== Data in this exercise ==
--- Start ---
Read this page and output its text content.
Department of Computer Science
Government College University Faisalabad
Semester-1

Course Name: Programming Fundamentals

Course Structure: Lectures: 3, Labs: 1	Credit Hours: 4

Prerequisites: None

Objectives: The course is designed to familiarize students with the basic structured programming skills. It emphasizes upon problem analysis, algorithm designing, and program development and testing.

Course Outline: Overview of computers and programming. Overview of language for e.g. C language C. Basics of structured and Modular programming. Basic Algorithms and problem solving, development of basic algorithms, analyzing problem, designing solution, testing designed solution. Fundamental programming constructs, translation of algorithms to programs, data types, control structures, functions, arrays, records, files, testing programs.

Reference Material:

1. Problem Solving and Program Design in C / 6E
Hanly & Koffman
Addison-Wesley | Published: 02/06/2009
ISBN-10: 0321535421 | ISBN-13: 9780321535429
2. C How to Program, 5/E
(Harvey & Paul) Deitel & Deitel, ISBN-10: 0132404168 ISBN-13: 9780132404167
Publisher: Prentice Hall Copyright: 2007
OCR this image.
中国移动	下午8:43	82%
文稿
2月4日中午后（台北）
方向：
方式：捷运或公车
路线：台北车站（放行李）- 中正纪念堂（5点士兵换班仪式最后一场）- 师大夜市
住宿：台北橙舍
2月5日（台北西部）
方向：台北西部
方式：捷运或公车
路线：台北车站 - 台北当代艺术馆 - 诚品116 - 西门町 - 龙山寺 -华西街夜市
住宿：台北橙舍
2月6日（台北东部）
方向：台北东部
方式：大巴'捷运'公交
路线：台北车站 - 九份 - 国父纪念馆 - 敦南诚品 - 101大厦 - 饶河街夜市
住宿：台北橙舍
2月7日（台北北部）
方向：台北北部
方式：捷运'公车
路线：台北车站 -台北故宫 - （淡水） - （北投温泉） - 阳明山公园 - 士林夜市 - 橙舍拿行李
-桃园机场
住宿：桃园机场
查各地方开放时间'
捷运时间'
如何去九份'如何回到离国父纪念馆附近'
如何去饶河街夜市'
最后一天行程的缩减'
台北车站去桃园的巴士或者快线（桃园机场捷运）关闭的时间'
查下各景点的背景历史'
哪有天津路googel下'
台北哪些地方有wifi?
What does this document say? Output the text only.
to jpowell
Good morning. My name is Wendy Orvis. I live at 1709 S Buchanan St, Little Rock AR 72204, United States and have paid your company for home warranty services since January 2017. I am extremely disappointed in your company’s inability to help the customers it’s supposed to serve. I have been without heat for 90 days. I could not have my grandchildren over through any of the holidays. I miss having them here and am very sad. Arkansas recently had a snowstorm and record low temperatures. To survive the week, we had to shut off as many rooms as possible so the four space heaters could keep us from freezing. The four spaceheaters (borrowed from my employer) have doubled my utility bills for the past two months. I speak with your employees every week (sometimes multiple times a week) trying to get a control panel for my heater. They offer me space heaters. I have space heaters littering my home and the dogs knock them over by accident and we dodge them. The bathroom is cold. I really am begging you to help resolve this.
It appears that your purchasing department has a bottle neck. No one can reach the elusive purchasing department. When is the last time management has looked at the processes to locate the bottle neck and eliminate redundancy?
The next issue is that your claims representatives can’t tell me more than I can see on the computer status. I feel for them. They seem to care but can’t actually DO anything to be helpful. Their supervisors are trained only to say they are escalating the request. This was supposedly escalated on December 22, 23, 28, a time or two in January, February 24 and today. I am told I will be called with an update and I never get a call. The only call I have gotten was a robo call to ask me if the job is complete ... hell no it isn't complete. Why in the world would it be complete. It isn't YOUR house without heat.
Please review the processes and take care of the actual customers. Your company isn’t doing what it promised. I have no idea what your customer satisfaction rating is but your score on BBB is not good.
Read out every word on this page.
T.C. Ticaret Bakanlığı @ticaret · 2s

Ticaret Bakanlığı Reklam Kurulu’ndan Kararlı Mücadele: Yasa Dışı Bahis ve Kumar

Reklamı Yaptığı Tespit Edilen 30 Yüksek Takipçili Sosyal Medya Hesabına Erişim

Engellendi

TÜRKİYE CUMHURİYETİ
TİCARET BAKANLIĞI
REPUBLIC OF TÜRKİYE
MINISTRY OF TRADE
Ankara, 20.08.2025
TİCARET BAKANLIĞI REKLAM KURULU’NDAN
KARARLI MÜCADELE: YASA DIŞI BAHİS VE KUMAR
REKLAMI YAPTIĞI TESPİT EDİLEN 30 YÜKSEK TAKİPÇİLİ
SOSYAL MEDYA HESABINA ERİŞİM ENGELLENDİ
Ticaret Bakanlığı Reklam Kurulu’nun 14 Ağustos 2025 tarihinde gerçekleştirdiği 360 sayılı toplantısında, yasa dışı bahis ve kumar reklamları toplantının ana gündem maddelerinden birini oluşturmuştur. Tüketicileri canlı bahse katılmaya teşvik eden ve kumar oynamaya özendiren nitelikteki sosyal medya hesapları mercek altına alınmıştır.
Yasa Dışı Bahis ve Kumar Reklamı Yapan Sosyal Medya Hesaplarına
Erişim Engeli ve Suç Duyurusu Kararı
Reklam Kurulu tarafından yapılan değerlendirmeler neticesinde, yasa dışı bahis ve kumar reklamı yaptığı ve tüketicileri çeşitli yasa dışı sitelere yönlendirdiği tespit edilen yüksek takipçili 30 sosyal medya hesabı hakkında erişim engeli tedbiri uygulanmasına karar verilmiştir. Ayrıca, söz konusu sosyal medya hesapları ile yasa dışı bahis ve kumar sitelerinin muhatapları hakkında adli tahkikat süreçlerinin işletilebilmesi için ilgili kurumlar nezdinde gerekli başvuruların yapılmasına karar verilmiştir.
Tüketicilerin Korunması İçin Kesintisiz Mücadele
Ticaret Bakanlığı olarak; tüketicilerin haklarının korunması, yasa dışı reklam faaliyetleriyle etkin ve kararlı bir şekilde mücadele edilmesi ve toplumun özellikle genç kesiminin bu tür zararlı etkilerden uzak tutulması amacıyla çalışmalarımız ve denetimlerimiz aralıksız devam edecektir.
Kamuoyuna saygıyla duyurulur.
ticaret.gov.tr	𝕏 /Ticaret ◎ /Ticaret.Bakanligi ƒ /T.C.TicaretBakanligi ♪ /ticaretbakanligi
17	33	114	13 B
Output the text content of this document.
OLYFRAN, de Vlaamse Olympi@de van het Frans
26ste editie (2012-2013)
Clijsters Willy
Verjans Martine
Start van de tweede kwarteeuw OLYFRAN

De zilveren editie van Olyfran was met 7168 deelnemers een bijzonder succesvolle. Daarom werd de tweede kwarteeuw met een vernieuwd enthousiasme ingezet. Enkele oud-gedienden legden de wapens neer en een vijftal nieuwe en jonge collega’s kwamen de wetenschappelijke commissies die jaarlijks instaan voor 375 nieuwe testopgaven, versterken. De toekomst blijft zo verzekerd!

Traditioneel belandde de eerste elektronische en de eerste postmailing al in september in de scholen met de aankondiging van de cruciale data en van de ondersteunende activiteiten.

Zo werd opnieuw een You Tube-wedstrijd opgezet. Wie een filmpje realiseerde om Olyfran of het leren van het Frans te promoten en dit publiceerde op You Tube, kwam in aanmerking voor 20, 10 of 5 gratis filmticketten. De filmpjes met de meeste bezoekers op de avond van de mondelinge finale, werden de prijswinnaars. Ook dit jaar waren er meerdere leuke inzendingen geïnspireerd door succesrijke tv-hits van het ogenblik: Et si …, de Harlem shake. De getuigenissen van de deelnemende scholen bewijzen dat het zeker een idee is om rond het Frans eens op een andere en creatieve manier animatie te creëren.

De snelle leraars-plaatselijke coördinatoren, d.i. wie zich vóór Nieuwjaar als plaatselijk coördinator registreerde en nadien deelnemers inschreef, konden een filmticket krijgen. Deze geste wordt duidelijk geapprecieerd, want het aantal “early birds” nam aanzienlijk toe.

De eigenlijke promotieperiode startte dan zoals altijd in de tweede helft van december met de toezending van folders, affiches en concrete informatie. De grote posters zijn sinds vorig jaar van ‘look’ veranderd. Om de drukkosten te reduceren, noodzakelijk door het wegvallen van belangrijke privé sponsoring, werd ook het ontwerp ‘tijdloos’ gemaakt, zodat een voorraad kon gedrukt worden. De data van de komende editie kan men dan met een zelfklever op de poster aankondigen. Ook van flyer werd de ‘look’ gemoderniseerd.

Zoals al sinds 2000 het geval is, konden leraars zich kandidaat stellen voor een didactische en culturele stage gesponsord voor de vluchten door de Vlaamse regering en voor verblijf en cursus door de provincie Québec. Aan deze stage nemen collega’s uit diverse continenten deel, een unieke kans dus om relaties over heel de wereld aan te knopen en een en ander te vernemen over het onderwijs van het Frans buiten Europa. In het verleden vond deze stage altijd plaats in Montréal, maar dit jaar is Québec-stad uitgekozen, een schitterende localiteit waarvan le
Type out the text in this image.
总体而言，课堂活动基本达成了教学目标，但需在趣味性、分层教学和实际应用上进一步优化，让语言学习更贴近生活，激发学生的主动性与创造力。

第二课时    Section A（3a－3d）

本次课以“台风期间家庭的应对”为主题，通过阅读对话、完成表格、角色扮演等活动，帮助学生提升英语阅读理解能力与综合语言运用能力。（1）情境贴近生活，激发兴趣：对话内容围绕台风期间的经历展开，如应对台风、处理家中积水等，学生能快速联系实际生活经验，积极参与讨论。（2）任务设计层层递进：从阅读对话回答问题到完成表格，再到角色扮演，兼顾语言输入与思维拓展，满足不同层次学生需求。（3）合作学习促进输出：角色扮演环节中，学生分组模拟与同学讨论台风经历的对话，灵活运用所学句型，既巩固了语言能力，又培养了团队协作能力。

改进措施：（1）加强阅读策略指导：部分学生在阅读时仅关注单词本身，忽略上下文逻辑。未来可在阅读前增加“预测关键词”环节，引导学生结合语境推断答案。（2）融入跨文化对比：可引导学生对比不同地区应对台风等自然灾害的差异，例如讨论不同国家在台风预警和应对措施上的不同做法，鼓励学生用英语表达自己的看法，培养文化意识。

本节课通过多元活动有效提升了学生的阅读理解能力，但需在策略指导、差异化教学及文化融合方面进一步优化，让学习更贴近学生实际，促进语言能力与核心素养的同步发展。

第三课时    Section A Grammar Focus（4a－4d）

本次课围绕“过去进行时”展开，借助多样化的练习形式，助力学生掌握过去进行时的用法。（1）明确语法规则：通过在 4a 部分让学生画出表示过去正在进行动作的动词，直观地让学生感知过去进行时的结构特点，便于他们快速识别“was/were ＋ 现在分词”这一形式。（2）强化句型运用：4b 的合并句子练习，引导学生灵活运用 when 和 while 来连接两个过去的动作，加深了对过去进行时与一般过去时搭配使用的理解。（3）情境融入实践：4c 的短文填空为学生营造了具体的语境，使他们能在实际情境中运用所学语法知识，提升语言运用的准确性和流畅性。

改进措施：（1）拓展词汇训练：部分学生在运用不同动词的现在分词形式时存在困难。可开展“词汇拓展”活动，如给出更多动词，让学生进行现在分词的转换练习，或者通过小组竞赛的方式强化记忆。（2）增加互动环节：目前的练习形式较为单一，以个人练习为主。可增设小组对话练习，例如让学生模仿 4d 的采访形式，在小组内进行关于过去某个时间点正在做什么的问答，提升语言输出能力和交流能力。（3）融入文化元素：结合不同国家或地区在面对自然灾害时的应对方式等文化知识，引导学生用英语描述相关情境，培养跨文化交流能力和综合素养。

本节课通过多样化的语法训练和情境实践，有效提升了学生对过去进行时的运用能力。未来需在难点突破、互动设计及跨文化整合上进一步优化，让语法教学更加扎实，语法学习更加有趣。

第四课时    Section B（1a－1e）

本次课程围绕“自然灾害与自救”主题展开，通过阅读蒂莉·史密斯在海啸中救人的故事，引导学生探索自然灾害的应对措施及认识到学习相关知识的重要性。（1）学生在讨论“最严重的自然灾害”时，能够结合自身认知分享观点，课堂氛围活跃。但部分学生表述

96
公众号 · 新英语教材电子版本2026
--- End ---
== Problem to solve ==
Take every line from the data that contains the word "processes".

== Response ==
It appears that your purchasing department has a bottle neck. No one can reach the elusive purchasing department. When is the last time management has looked at the processes to locate the bottle neck and eliminate redundancy?
Please review the processes and take care of the actual customers. Your company isn’t doing what it promised. I have no idea what your customer satisfaction rating is but your score on BBB is not good.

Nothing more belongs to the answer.